**What needs to be done:** Write out the material word for word, from its first line through the line that contains "page-title: Settings (39, 33, 142, 64)", including both of those lines.

**Material for this task:**
begin

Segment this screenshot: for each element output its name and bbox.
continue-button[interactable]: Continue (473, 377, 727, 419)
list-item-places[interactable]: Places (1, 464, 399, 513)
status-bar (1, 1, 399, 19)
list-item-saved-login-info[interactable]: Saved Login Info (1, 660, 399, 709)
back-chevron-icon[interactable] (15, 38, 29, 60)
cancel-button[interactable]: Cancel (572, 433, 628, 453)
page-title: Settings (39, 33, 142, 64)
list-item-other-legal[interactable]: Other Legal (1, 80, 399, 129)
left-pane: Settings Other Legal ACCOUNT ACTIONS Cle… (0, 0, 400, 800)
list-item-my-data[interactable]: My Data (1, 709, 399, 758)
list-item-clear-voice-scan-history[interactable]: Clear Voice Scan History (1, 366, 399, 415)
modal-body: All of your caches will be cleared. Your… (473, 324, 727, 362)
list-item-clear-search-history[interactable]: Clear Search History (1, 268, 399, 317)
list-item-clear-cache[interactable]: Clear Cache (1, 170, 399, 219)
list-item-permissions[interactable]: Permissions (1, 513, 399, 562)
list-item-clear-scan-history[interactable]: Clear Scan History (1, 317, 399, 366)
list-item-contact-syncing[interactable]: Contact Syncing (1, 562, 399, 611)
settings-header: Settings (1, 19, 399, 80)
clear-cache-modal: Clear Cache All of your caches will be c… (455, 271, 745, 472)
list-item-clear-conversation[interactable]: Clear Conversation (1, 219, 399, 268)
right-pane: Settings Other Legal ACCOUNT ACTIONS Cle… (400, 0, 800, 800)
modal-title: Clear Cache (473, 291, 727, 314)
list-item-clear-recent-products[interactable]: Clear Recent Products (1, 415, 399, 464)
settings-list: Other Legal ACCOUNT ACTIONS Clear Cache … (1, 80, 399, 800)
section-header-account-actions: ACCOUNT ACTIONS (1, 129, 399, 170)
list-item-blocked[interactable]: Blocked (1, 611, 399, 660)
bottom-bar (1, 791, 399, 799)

end

**Answer in full:**
Segment this screenshot: for each element output its name and bbox.
continue-button[interactable]: Continue (473, 377, 727, 419)
list-item-places[interactable]: Places (1, 464, 399, 513)
status-bar (1, 1, 399, 19)
list-item-saved-login-info[interactable]: Saved Login Info (1, 660, 399, 709)
back-chevron-icon[interactable] (15, 38, 29, 60)
cancel-button[interactable]: Cancel (572, 433, 628, 453)
page-title: Settings (39, 33, 142, 64)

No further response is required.